▸ TASK TO CARRY OUT
Your task is to print the material below exactly as presented.

▸ DATA SUPPLIED
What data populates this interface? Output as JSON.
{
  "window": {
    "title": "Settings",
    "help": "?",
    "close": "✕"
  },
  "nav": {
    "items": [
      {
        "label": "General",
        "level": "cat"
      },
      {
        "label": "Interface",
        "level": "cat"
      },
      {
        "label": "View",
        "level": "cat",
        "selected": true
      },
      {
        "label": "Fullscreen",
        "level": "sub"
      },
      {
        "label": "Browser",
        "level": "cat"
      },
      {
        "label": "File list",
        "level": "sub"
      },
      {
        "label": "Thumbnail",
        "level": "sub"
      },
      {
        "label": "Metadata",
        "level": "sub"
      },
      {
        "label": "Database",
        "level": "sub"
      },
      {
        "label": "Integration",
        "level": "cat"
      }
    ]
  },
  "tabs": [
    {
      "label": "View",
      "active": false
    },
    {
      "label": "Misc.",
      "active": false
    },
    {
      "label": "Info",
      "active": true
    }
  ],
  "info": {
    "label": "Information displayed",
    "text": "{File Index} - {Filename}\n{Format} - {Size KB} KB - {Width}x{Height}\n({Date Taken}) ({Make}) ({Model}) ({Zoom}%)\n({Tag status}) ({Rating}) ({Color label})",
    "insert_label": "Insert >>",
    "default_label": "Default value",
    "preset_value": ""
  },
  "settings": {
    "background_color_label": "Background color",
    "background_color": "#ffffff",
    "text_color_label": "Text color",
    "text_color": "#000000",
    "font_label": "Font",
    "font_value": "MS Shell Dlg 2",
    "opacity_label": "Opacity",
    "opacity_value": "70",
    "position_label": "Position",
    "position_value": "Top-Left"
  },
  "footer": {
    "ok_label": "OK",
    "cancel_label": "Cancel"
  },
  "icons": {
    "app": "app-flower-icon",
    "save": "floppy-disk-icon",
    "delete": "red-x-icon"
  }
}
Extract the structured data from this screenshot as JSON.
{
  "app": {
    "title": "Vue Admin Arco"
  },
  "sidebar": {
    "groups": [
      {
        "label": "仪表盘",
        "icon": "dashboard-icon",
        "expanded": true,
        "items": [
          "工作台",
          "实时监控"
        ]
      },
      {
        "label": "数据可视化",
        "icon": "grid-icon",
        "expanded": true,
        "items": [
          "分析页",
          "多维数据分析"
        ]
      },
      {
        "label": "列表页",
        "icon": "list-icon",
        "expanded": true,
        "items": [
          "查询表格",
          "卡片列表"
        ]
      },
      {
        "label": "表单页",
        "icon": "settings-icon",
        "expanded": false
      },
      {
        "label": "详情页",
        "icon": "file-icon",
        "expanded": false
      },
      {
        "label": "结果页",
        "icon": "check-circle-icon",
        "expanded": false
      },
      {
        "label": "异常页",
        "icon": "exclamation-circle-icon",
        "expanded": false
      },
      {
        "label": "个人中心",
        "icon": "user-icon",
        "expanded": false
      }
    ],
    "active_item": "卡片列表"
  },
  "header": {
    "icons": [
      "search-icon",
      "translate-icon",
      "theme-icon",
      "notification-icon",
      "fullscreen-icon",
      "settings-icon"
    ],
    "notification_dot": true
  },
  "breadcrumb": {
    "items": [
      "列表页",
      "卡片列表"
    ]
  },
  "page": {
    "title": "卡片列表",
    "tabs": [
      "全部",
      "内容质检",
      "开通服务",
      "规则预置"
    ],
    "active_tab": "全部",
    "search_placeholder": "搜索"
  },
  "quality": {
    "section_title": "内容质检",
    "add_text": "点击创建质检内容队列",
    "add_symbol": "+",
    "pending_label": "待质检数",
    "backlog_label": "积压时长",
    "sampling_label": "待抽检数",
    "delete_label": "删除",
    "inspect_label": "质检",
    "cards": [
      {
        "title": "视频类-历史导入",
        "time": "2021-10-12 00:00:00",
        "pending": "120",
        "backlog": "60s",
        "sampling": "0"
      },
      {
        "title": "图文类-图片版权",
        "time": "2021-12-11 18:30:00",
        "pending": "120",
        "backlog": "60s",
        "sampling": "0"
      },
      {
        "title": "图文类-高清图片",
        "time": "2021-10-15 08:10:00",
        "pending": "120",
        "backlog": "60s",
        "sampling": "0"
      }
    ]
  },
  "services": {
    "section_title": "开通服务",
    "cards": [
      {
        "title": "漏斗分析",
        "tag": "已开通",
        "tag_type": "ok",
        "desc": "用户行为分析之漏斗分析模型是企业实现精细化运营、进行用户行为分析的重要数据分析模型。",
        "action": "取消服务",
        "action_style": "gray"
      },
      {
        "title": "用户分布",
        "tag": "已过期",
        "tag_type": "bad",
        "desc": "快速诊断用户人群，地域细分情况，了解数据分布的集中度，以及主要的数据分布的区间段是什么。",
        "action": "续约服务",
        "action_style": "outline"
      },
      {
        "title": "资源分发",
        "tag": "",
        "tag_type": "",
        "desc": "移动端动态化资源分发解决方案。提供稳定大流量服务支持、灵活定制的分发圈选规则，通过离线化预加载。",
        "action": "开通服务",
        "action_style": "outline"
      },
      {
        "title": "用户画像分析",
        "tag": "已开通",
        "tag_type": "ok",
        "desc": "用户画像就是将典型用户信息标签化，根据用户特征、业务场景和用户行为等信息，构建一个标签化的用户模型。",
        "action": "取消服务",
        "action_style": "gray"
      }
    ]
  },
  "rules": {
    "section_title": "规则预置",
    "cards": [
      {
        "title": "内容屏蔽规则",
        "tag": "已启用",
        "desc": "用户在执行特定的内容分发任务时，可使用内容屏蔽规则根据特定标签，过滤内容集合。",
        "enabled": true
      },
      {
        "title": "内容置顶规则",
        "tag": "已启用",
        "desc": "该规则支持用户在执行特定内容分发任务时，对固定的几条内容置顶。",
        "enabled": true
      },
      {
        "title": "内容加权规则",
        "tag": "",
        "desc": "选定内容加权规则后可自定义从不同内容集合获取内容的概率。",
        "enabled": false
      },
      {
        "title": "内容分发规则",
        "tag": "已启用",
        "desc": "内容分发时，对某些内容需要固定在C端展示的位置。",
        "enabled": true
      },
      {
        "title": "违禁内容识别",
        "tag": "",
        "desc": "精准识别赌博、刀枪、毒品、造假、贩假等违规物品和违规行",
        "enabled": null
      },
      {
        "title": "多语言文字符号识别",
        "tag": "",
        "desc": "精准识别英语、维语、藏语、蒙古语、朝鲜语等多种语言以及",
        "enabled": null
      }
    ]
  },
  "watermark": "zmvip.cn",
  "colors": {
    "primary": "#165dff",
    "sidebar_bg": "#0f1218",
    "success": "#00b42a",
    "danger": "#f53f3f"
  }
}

▸ TASK ANSWER
What data populates this interface? Output as JSON.
{
  "window": {
    "title": "Settings",
    "help": "?",
    "close": "✕"
  },
  "nav": {
    "items": [
      {
        "label": "General",
        "level": "cat"
      },
      {
        "label": "Interface",
        "level": "cat"
      },
      {
        "label": "View",
        "level": "cat",
        "selected": true
      },
      {
        "label": "Fullscreen",
        "level": "sub"
      },
      {
        "label": "Browser",
        "level": "cat"
      },
      {
        "label": "File list",
        "level": "sub"
      },
      {
        "label": "Thumbnail",
        "level": "sub"
      },
      {
        "label": "Metadata",
        "level": "sub"
      },
      {
        "label": "Database",
        "level": "sub"
      },
      {
        "label": "Integration",
        "level": "cat"
      }
    ]
  },
  "tabs": [
    {
      "label": "View",
      "active": false
    },
    {
      "label": "Misc.",
      "active": false
    },
    {
      "label": "Info",
      "active": true
    }
  ],
  "info": {
    "label": "Information displayed",
    "text": "{File Index} - {Filename}\n{Format} - {Size KB} KB - {Width}x{Height}\n({Date Taken}) ({Make}) ({Model}) ({Zoom}%)\n({Tag status}) ({Rating}) ({Color label})",
    "insert_label": "Insert >>",
    "default_label": "Default value",
    "preset_value": ""
  },
  "settings": {
    "background_color_label": "Background color",
    "background_color": "#ffffff",
    "text_color_label": "Text color",
    "text_color": "#000000",
    "font_label": "Font",
    "font_value": "MS Shell Dlg 2",
    "opacity_label": "Opacity",
    "opacity_value": "70",
    "position_label": "Position",
    "position_value": "Top-Left"
  },
  "footer": {
    "ok_label": "OK",
    "cancel_label": "Cancel"
  },
  "icons": {
    "app": "app-flower-icon",
    "save": "floppy-disk-icon",
    "delete": "red-x-icon"
  }
}
Extract the structured data from this screenshot as JSON.
{
  "app": {
    "title": "Vue Admin Arco"
  },
  "sidebar": {
    "groups": [
      {
        "label": "仪表盘",
        "icon": "dashboard-icon",
        "expanded": true,
        "items": [
          "工作台",
          "实时监控"
        ]
      },
      {
        "label": "数据可视化",
        "icon": "grid-icon",
        "expanded": true,
        "items": [
          "分析页",
          "多维数据分析"
        ]
      },
      {
        "label": "列表页",
        "icon": "list-icon",
        "expanded": true,
        "items": [
          "查询表格",
          "卡片列表"
        ]
      },
      {
        "label": "表单页",
        "icon": "settings-icon",
        "expanded": false
      },
      {
        "label": "详情页",
        "icon": "file-icon",
        "expanded": false
      },
      {
        "label": "结果页",
        "icon": "check-circle-icon",
        "expanded": false
      },
      {
        "label": "异常页",
        "icon": "exclamation-circle-icon",
        "expanded": false
      },
      {
        "label": "个人中心",
        "icon": "user-icon",
        "expanded": false
      }
    ],
    "active_item": "卡片列表"
  },
  "header": {
    "icons": [
      "search-icon",
      "translate-icon",
      "theme-icon",
      "notification-icon",
      "fullscreen-icon",
      "settings-icon"
    ],
    "notification_dot": true
  },
  "breadcrumb": {
    "items": [
      "列表页",
      "卡片列表"
    ]
  },
  "page": {
    "title": "卡片列表",
    "tabs": [
      "全部",
      "内容质检",
      "开通服务",
      "规则预置"
    ],
    "active_tab": "全部",
    "search_placeholder": "搜索"
  },
  "quality": {
    "section_title": "内容质检",
    "add_text": "点击创建质检内容队列",
    "add_symbol": "+",
    "pending_label": "待质检数",
    "backlog_label": "积压时长",
    "sampling_label": "待抽检数",
    "delete_label": "删除",
    "inspect_label": "质检",
    "cards": [
      {
        "title": "视频类-历史导入",
        "time": "2021-10-12 00:00:00",
        "pending": "120",
        "backlog": "60s",
        "sampling": "0"
      },
      {
        "title": "图文类-图片版权",
        "time": "2021-12-11 18:30:00",
        "pending": "120",
        "backlog": "60s",
        "sampling": "0"
      },
      {
        "title": "图文类-高清图片",
        "time": "2021-10-15 08:10:00",
        "pending": "120",
        "backlog": "60s",
        "sampling": "0"
      }
    ]
  },
  "services": {
    "section_title": "开通服务",
    "cards": [
      {
        "title": "漏斗分析",
        "tag": "已开通",
        "tag_type": "ok",
        "desc": "用户行为分析之漏斗分析模型是企业实现精细化运营、进行用户行为分析的重要数据分析模型。",
        "action": "取消服务",
        "action_style": "gray"
      },
      {
        "title": "用户分布",
        "tag": "已过期",
        "tag_type": "bad",
        "desc": "快速诊断用户人群，地域细分情况，了解数据分布的集中度，以及主要的数据分布的区间段是什么。",
        "action": "续约服务",
        "action_style": "outline"
      },
      {
        "title": "资源分发",
        "tag": "",
        "tag_type": "",
        "desc": "移动端动态化资源分发解决方案。提供稳定大流量服务支持、灵活定制的分发圈选规则，通过离线化预加载。",
        "action": "开通服务",
        "action_style": "outline"
      },
      {
        "title": "用户画像分析",
        "tag": "已开通",
        "tag_type": "ok",
        "desc": "用户画像就是将典型用户信息标签化，根据用户特征、业务场景和用户行为等信息，构建一个标签化的用户模型。",
        "action": "取消服务",
        "action_style": "gray"
      }
    ]
  },
  "rules": {
    "section_title": "规则预置",
    "cards": [
      {
        "title": "内容屏蔽规则",
        "tag": "已启用",
        "desc": "用户在执行特定的内容分发任务时，可使用内容屏蔽规则根据特定标签，过滤内容集合。",
        "enabled": true
      },
      {
        "title": "内容置顶规则",
        "tag": "已启用",
        "desc": "该规则支持用户在执行特定内容分发任务时，对固定的几条内容置顶。",
        "enabled": true
      },
      {
        "title": "内容加权规则",
        "tag": "",
        "desc": "选定内容加权规则后可自定义从不同内容集合获取内容的概率。",
        "enabled": false
      },
      {
        "title": "内容分发规则",
        "tag": "已启用",
        "desc": "内容分发时，对某些内容需要固定在C端展示的位置。",
        "enabled": true
      },
      {
        "title": "违禁内容识别",
        "tag": "",
        "desc": "精准识别赌博、刀枪、毒品、造假、贩假等违规物品和违规行",
        "enabled": null
      },
      {
        "title": "多语言文字符号识别",
        "tag": "",
        "desc": "精准识别英语、维语、藏语、蒙古语、朝鲜语等多种语言以及",
        "enabled": null
      }
    ]
  },
  "watermark": "zmvip.cn",
  "colors": {
    "primary": "#165dff",
    "sidebar_bg": "#0f1218",
    "success": "#00b42a",
    "danger": "#f53f3f"
  }
}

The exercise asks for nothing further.